**** Text segment

# Canucks vs Flames first round!



## Dude (Oct 4, 2013)

Tomorrow begins my emotional rollercoaster ride with the round 1 of the playoffs begining. Canucks vs flames should be a great one... I say nucks in 6 

I hate the flames by far the most in the league just because I got lots of family in calgary and they crap talk alot! 

I found this F the flames shirt for sale and I picked up 3 for me and my buddies, just incase anyone is interested I figured I may as well share it.


Go Canucks Go!!!


----------



## JTang (Apr 21, 2010)

Im not a big hockey fan but I like the T-shirt. Lol


----------



## Newt (Jan 28, 2015)

Yep, got my Canucks flag on the car and ready for them to send the Flames out of the playoffs!! Love the shirt btw - great find!


----------



## SeaHorse_Fanatic (Apr 22, 2010)

The only thing I don't really like about the first round is that we are guaranteed at least 2 Canadian teams will be gone after it is over since Van. plays Cal. and Mont. plays Ott. If Winnipeg loses, then we could potentially go from five Canadian teams in the playoffs in the first round, to only two Canadian teams entering the second round. As long as the Canucks are one of the remaining teams, I guess I'll be okay with that. Just a thought.


----------



## hp10BII (Apr 23, 2010)

SeaHorse_Fanatic said:


> The only thing I don't really like about the first round is that we are guaranteed at least 2 Canadian teams will be gone after it is over since Van. plays Cal. and Mont. plays Ott. If Winnipeg loses, then we could potentially go from five Canadian teams in the playoffs in the first round, to only two Canadian teams entering the second round. As long as the Canucks are one of the remaining teams, I guess I'll be okay with that. Just a thought.

********

#### Tasks to carry out:
1. From the forum thread on the Canucks–Flames series, reproduce verbatim everything from "## Dude (Oct" down to "crap talk alot!".
2. Answer these questions using the forum thread on the Canucks–Flames series:
(a) In how many games does Dude predict the Canucks will win?
(b) Where does Newt have a Canucks flag?
(c) According to SeaHorse_Fanatic, how many Canadian teams are in the playoffs in the first round?
The material placed after this thread is not needed for any task.

**** Source data

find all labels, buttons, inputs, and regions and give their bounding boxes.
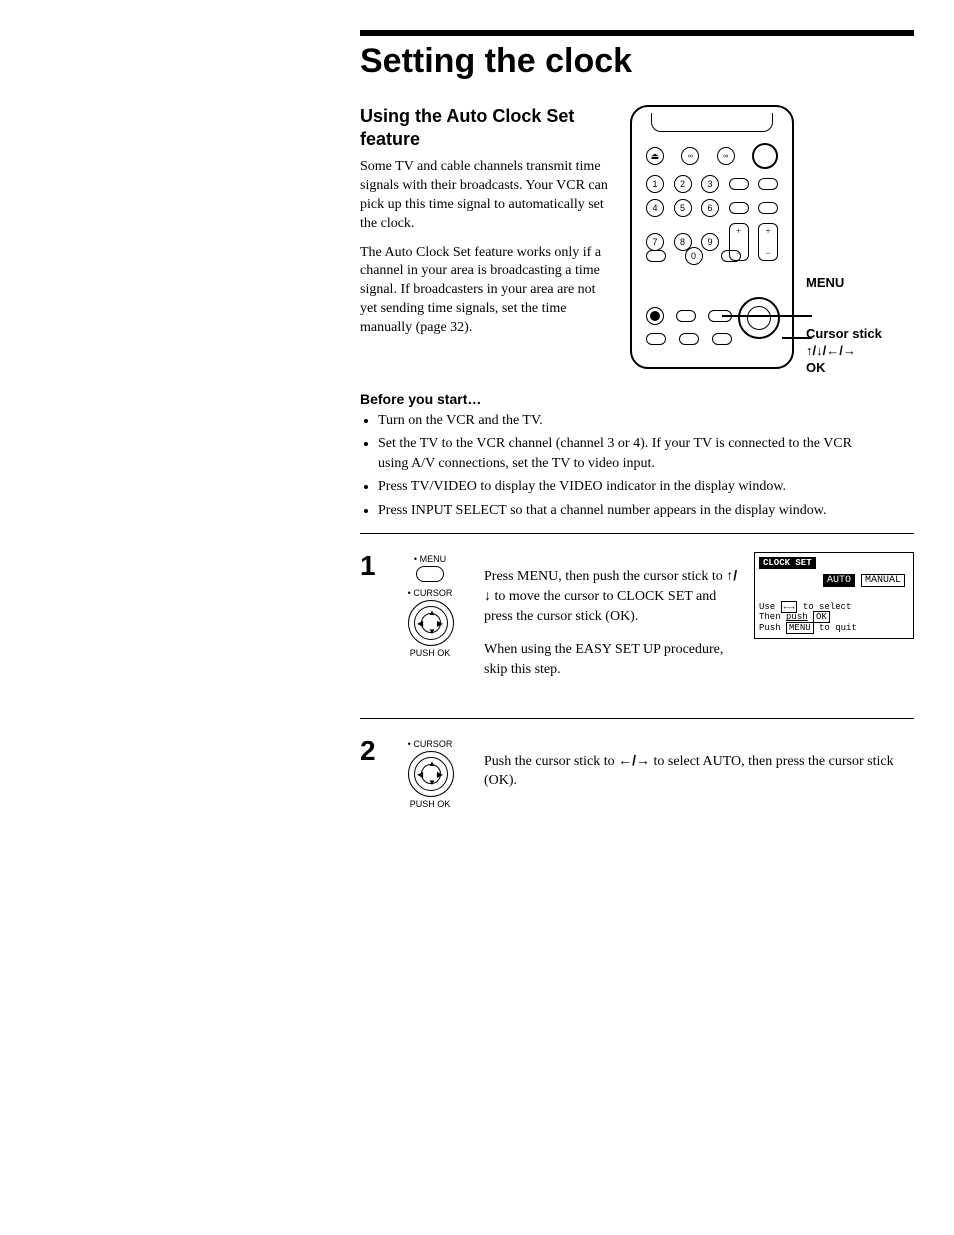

********

#### Answer list:
1.
## Dude (Oct 4, 2013)

Tomorrow begins my emotional rollercoaster ride with the round 1 of the playoffs begining. Canucks vs flames should be a great one... I say nucks in 6 

I hate the flames by far the most in the league just because I got lots of family in calgary and they crap talk alot!

2.
(a) Six games.
(b) On the car.
(c) Five.